» **Task material**:
++++++++++++++++++++
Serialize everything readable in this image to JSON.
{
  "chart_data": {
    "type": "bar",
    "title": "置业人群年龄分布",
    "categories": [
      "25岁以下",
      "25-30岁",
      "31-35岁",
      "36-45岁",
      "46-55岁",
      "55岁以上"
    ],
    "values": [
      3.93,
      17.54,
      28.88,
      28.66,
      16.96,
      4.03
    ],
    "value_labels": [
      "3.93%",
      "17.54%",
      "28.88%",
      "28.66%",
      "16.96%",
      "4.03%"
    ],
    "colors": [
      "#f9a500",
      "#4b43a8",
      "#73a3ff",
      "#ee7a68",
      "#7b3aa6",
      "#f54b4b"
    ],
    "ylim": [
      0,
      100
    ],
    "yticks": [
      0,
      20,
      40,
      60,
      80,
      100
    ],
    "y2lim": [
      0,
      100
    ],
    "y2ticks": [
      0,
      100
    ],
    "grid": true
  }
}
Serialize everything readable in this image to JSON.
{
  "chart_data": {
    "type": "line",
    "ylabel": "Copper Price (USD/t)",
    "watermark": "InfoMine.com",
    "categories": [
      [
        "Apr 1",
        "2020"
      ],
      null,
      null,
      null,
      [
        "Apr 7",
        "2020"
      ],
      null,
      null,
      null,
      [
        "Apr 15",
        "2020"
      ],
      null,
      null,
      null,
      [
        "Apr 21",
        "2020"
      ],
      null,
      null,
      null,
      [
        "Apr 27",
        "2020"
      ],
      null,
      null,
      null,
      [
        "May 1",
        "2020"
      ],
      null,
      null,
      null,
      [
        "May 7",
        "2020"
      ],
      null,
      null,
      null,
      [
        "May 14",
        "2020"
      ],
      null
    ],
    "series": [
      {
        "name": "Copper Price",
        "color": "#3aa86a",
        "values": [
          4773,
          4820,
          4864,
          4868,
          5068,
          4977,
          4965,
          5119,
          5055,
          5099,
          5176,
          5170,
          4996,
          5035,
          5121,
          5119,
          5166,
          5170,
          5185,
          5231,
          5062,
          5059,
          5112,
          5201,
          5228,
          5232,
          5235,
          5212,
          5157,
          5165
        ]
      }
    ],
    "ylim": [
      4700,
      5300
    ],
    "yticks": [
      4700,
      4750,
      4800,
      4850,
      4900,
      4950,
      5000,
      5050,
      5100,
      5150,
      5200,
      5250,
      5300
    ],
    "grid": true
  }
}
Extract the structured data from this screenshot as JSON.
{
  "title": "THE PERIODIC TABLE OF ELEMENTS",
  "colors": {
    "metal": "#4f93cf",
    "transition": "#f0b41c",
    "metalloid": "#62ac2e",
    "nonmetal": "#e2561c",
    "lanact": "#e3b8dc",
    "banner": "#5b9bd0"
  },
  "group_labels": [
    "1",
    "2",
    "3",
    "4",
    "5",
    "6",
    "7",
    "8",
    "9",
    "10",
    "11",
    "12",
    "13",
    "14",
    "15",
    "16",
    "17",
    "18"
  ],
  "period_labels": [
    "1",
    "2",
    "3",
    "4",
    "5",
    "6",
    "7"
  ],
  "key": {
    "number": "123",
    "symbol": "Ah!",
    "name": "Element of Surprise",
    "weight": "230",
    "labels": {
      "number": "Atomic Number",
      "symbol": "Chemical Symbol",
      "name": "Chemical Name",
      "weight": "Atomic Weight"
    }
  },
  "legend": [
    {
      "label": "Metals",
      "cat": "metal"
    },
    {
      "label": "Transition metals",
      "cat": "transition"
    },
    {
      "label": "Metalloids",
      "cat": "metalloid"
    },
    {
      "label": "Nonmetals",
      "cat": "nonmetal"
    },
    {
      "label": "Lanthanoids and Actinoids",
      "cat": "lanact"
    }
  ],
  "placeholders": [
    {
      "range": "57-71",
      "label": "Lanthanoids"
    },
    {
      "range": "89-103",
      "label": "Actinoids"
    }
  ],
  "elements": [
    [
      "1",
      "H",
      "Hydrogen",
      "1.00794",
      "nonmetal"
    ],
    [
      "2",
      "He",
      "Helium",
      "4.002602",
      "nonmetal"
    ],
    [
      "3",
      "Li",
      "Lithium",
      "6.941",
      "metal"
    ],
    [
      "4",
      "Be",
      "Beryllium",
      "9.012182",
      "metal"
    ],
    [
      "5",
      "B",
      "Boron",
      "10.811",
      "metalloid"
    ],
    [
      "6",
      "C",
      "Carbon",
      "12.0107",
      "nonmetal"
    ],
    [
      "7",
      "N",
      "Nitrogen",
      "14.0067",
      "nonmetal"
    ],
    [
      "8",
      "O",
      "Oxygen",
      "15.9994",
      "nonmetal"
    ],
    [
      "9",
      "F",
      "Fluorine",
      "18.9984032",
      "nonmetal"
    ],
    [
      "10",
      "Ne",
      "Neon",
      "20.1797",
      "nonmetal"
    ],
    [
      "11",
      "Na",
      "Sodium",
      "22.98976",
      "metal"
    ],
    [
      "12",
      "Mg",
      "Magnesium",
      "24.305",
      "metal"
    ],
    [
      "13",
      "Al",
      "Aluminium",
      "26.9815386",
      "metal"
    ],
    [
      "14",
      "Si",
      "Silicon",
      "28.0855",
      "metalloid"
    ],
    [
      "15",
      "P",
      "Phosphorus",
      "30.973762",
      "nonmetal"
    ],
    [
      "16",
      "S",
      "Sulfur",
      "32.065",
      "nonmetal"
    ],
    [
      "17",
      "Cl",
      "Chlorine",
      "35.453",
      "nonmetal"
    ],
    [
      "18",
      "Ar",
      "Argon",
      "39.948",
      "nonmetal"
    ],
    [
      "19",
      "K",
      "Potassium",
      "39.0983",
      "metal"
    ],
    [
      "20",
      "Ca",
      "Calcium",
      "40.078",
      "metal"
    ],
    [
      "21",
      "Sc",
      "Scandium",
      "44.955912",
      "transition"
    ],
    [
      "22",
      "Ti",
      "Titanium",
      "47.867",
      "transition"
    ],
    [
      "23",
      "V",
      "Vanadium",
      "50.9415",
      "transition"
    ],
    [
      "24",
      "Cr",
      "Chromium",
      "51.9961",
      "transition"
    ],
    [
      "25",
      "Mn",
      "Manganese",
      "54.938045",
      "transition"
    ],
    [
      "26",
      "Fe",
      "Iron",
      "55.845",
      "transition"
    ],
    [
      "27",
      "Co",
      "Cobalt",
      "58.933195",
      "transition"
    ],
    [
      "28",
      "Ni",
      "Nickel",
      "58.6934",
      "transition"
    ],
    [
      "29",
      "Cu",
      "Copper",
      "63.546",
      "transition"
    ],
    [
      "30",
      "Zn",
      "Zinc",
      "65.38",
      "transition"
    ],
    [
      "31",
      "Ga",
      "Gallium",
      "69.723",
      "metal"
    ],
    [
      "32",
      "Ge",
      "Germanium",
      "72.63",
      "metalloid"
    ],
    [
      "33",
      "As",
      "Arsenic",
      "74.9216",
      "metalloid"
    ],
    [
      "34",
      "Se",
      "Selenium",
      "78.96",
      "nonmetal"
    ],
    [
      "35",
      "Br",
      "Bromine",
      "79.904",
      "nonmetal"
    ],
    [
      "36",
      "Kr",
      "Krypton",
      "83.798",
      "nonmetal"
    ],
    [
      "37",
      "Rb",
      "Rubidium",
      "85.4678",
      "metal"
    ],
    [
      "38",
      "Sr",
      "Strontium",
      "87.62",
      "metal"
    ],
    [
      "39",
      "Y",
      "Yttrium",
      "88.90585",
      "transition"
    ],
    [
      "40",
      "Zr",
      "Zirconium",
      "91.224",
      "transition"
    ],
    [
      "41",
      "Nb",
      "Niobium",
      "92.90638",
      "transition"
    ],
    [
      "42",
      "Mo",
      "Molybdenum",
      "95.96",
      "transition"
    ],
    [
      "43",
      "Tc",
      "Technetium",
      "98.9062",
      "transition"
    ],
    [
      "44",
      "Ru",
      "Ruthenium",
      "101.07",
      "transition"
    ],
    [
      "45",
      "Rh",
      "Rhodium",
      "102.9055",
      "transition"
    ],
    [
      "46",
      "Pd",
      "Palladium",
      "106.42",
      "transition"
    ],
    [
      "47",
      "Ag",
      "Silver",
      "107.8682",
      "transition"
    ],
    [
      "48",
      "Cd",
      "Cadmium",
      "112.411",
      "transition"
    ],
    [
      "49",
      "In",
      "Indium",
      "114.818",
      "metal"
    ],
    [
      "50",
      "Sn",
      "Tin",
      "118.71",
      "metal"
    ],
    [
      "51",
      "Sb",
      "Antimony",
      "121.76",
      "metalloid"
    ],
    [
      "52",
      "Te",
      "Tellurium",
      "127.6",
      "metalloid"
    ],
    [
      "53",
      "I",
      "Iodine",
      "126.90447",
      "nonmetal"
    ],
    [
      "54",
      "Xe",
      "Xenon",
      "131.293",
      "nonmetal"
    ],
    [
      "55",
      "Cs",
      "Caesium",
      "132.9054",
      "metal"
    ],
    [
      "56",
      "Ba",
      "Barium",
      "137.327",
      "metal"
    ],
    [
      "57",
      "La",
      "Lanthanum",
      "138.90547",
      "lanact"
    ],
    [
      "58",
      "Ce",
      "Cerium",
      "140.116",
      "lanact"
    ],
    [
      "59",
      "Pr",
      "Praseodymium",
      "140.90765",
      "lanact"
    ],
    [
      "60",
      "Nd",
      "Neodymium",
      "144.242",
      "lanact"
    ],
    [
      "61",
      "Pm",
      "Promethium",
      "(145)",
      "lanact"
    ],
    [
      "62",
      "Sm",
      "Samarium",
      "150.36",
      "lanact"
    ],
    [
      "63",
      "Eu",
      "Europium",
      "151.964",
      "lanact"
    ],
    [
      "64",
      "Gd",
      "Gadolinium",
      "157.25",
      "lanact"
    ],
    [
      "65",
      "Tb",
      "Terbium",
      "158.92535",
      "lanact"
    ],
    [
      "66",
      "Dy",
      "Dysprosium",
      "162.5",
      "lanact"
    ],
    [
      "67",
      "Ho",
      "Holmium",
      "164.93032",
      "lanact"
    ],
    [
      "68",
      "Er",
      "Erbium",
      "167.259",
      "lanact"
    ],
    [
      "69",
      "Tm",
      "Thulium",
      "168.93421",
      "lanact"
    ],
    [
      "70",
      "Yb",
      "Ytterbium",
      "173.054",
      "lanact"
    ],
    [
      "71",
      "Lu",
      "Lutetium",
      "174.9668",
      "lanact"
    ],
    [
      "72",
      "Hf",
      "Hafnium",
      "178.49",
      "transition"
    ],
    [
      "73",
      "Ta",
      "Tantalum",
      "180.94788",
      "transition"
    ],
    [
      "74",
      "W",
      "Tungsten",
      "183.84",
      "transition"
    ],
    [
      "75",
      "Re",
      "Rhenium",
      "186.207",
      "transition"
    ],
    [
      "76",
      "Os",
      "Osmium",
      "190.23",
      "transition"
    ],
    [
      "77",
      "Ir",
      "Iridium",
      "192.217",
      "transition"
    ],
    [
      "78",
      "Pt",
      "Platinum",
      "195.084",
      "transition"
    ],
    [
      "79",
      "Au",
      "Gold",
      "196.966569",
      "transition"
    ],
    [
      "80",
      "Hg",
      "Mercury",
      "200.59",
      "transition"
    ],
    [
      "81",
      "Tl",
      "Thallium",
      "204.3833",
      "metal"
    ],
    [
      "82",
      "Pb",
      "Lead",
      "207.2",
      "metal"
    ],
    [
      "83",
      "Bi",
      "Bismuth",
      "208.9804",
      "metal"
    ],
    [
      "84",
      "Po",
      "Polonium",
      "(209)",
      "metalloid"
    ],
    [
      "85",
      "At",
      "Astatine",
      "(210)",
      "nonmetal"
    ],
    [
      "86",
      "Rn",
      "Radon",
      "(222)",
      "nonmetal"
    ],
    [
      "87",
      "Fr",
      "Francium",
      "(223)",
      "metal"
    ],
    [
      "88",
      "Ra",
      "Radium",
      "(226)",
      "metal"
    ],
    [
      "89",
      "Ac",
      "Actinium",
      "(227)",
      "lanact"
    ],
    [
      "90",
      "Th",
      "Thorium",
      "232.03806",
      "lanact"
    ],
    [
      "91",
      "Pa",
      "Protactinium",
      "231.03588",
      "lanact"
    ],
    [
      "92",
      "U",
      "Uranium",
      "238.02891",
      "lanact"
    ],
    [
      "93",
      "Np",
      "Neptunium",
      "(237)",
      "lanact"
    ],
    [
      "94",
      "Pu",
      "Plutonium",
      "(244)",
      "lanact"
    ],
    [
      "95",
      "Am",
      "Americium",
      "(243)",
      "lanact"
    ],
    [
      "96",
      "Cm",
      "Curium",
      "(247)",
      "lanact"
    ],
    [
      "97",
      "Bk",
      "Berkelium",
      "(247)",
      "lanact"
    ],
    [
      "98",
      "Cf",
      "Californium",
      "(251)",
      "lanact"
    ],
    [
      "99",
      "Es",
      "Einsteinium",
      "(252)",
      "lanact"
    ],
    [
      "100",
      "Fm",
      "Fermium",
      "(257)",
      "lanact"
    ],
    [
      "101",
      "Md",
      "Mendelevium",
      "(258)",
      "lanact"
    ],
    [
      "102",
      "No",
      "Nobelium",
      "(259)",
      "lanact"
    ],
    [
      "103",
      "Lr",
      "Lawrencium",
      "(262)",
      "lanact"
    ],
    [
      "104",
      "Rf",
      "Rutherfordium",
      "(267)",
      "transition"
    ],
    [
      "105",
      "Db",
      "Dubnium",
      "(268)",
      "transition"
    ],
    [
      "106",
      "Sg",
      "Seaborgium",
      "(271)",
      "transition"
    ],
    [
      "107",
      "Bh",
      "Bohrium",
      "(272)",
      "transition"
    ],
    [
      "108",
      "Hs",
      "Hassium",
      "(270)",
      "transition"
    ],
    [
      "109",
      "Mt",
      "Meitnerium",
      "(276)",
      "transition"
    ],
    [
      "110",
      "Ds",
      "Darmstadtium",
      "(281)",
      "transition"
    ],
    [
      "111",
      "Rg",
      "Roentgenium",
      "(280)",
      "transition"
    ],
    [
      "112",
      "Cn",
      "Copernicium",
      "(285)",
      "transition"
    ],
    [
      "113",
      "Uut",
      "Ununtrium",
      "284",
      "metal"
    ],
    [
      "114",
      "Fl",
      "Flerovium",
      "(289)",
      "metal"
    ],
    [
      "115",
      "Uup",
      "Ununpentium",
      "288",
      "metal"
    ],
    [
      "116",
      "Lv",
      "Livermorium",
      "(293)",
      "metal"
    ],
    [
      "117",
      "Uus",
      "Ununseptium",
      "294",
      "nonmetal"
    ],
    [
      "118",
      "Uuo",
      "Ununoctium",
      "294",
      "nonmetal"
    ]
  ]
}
++++++++++++++++++++
» **Work to complete**:
Return every line holding the word "Atomic" from the records.

» **Task response**:
      "number": "Atomic Number",
      "weight": "Atomic Weight"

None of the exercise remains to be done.